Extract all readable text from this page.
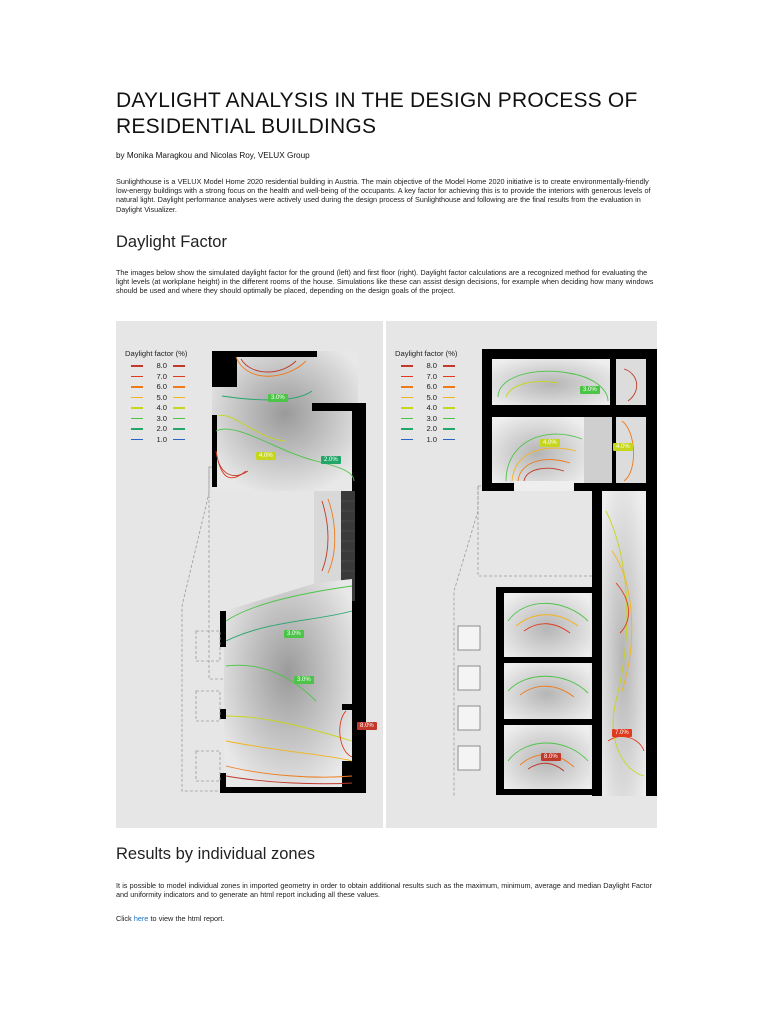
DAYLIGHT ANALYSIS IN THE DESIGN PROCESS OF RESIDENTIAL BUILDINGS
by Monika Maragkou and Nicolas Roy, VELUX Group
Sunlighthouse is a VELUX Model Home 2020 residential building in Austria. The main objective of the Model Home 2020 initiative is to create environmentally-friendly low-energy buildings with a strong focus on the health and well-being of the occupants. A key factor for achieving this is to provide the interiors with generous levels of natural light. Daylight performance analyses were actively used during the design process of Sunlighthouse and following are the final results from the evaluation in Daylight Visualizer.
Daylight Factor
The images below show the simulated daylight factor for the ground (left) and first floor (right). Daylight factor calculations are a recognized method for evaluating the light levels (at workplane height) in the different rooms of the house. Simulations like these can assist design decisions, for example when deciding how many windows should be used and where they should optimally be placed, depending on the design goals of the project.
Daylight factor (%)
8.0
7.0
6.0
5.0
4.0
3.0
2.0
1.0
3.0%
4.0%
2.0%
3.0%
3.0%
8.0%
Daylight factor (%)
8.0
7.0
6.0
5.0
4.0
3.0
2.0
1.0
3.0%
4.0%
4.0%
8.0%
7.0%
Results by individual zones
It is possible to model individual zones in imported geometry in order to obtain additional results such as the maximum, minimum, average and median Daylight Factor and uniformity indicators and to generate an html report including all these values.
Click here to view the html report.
---
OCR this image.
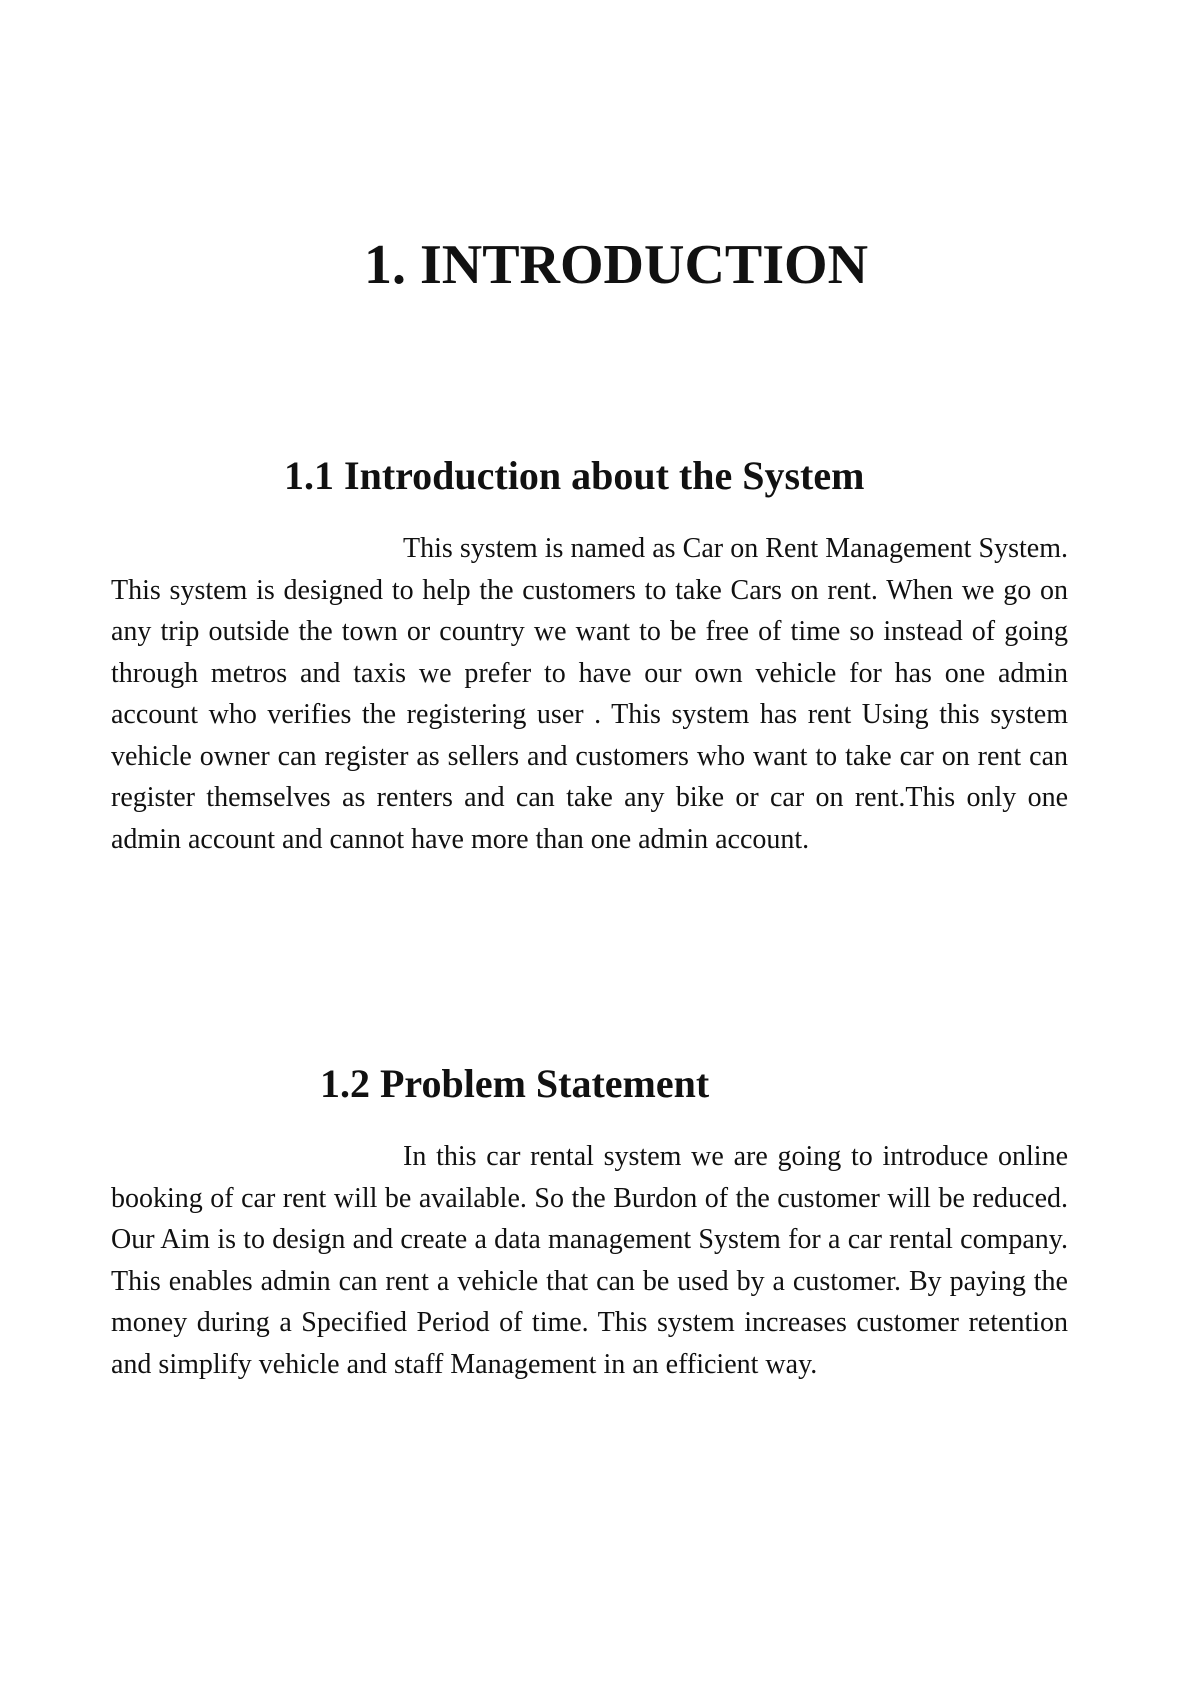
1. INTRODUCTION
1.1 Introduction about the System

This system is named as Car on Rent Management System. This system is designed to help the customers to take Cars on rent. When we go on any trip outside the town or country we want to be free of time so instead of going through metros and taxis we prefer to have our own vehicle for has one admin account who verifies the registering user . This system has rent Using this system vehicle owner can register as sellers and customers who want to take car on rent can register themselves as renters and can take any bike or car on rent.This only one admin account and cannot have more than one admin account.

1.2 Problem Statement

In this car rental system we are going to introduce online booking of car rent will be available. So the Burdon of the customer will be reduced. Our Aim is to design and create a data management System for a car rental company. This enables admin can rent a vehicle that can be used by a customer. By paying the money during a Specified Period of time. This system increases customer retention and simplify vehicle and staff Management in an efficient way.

## EXERCISE DIRECTIONS
Copy all lines in the listing above where the string "zones" appears.

## SOLUTION TO THE EXERCISE
Results by individual zones
It is possible to model individual zones in imported geometry in order to obtain additional results such as the maximum, minimum, average and median Daylight Factor and uniformity indicators and to generate an html report including all these values.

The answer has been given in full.